▶ Lines of data
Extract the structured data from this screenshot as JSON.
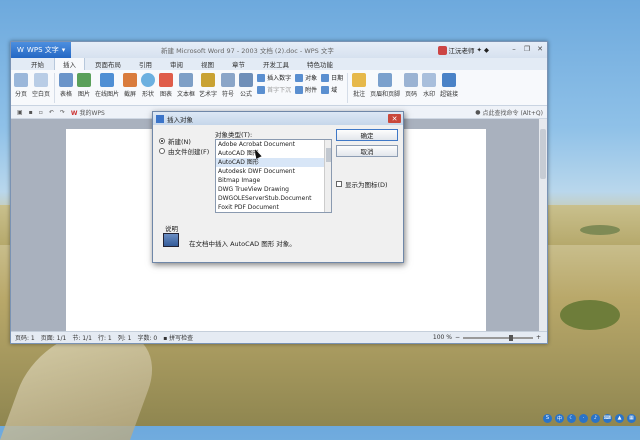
{
  "app": {
    "menu_label": "WPS 文字",
    "doc_title": "新建 Microsoft Word 97 - 2003 文档 (2).doc - WPS 文字",
    "user_name": "江沅老师"
  },
  "tabs": [
    "开始",
    "插入",
    "页面布局",
    "引用",
    "审阅",
    "视图",
    "章节",
    "开发工具",
    "特色功能"
  ],
  "active_tab": "插入",
  "ribbon": {
    "buttons": [
      "分页",
      "空白页",
      "表格",
      "图片",
      "在线图片",
      "截屏",
      "形状",
      "图表",
      "文本框",
      "艺术字",
      "符号",
      "公式",
      "批注",
      "页眉和页脚",
      "页码",
      "水印",
      "超链接"
    ],
    "small_group_1": [
      "插入数字",
      "对象",
      "日期"
    ],
    "small_group_2": [
      "首字下沉",
      "附件",
      "域"
    ]
  },
  "quickbar": {
    "wps_tab": "我的WPS",
    "command_search": "点此查找命令 (Alt+Q)"
  },
  "status": {
    "page": "页码: 1",
    "pages": "页面: 1/1",
    "section": "节: 1/1",
    "row": "行: 1",
    "col": "列: 1",
    "words": "字数: 0",
    "spell": "拼写检查",
    "zoom": "100 %"
  },
  "dialog": {
    "title": "插入对象",
    "radio_new": "新建(N)",
    "radio_file": "由文件创建(F)",
    "type_label": "对象类型(T):",
    "object_types": [
      "Adobe Acrobat Document",
      "AutoCAD 图形",
      "AutoCAD 图形",
      "Autodesk DWF Document",
      "Bitmap Image",
      "DWG TrueView Drawing",
      "DWGOLEServerStub.Document",
      "Foxit PDF Document"
    ],
    "selected_index": 2,
    "ok": "确定",
    "cancel": "取消",
    "show_as_icon": "显示为图标(D)",
    "desc_label": "说明",
    "desc_text": "在文档中插入 AutoCAD 图形 对象。"
  }
}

▶ What to produce
Reproduce the whole listing word for word, setting aside any pictures.

▶ Reply to the task
Extract the structured data from this screenshot as JSON.
{
  "app": {
    "menu_label": "WPS 文字",
    "doc_title": "新建 Microsoft Word 97 - 2003 文档 (2).doc - WPS 文字",
    "user_name": "江沅老师"
  },
  "tabs": [
    "开始",
    "插入",
    "页面布局",
    "引用",
    "审阅",
    "视图",
    "章节",
    "开发工具",
    "特色功能"
  ],
  "active_tab": "插入",
  "ribbon": {
    "buttons": [
      "分页",
      "空白页",
      "表格",
      "图片",
      "在线图片",
      "截屏",
      "形状",
      "图表",
      "文本框",
      "艺术字",
      "符号",
      "公式",
      "批注",
      "页眉和页脚",
      "页码",
      "水印",
      "超链接"
    ],
    "small_group_1": [
      "插入数字",
      "对象",
      "日期"
    ],
    "small_group_2": [
      "首字下沉",
      "附件",
      "域"
    ]
  },
  "quickbar": {
    "wps_tab": "我的WPS",
    "command_search": "点此查找命令 (Alt+Q)"
  },
  "status": {
    "page": "页码: 1",
    "pages": "页面: 1/1",
    "section": "节: 1/1",
    "row": "行: 1",
    "col": "列: 1",
    "words": "字数: 0",
    "spell": "拼写检查",
    "zoom": "100 %"
  },
  "dialog": {
    "title": "插入对象",
    "radio_new": "新建(N)",
    "radio_file": "由文件创建(F)",
    "type_label": "对象类型(T):",
    "object_types": [
      "Adobe Acrobat Document",
      "AutoCAD 图形",
      "AutoCAD 图形",
      "Autodesk DWF Document",
      "Bitmap Image",
      "DWG TrueView Drawing",
      "DWGOLEServerStub.Document",
      "Foxit PDF Document"
    ],
    "selected_index": 2,
    "ok": "确定",
    "cancel": "取消",
    "show_as_icon": "显示为图标(D)",
    "desc_label": "说明",
    "desc_text": "在文档中插入 AutoCAD 图形 对象。"
  }
}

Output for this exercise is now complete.